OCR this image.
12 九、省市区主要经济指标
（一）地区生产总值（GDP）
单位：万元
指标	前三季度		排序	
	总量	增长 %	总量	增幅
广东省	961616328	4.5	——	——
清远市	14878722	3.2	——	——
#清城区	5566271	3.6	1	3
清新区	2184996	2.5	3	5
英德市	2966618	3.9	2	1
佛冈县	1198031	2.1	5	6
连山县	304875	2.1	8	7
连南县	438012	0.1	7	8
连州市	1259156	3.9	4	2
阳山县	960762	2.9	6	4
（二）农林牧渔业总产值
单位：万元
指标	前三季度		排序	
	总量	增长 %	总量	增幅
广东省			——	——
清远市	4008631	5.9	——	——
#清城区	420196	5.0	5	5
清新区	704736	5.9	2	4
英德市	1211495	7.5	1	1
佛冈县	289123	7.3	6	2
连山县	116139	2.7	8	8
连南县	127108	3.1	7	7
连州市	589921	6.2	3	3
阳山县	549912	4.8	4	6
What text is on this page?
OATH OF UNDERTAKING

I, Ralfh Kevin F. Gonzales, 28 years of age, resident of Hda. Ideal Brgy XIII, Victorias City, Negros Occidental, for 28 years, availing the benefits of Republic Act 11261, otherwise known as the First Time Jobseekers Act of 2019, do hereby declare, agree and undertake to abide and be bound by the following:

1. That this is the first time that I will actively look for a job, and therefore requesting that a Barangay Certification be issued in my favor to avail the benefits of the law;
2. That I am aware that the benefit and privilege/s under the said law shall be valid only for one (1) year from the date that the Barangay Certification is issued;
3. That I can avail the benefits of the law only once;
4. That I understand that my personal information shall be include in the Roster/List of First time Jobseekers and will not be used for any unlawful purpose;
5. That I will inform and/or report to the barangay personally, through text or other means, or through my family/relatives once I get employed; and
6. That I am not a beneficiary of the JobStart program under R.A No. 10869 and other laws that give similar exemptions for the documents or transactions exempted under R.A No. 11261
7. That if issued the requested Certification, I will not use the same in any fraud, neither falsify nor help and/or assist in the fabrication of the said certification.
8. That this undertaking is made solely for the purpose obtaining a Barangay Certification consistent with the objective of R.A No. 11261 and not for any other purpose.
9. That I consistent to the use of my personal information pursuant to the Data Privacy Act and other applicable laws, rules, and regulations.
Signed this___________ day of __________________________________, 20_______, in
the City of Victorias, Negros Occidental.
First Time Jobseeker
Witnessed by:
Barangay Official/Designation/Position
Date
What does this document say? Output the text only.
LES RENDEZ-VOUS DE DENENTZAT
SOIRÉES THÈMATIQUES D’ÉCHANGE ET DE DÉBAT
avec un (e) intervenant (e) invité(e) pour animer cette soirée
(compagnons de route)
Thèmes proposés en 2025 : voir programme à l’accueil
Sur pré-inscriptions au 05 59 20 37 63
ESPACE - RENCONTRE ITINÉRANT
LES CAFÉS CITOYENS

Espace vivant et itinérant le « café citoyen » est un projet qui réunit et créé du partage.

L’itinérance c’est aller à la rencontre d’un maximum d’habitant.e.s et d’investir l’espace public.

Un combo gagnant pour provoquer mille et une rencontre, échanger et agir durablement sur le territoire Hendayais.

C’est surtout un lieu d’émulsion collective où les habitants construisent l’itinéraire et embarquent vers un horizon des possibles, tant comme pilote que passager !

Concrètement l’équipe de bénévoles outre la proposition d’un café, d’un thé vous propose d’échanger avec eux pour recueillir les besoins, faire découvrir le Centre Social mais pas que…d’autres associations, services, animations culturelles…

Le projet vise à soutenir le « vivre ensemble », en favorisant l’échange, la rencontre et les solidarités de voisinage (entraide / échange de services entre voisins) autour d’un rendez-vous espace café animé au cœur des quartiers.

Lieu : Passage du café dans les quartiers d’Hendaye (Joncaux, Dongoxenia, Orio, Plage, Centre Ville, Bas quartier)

____

▶ _What needs to be done_: Check each line in the listing above for the string "échanger", then report how many lines contain it, with no other text.

▶ _Response to this exercise_: 2